§ Job
Output nothing but the number of lines that include the word "المقامة".

§ Given information

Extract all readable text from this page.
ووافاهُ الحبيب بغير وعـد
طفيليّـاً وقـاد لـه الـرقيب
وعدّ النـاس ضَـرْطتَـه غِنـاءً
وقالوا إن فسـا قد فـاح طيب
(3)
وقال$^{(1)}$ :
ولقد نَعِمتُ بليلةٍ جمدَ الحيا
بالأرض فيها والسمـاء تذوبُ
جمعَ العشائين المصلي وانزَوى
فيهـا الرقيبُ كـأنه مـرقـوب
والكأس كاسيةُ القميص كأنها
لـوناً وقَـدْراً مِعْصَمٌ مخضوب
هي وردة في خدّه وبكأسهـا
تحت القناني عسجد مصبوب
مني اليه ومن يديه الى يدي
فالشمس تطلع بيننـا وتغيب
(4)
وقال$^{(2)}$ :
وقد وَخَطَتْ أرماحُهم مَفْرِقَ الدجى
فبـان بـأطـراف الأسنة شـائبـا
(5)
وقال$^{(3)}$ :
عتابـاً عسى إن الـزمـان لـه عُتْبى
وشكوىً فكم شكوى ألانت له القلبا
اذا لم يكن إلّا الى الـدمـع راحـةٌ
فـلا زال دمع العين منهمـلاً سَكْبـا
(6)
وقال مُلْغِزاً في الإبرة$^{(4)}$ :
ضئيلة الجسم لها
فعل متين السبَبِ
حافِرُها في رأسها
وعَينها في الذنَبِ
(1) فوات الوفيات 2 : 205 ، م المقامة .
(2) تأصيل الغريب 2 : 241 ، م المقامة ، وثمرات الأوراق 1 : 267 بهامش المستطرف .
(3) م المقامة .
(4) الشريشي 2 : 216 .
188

§ Result
3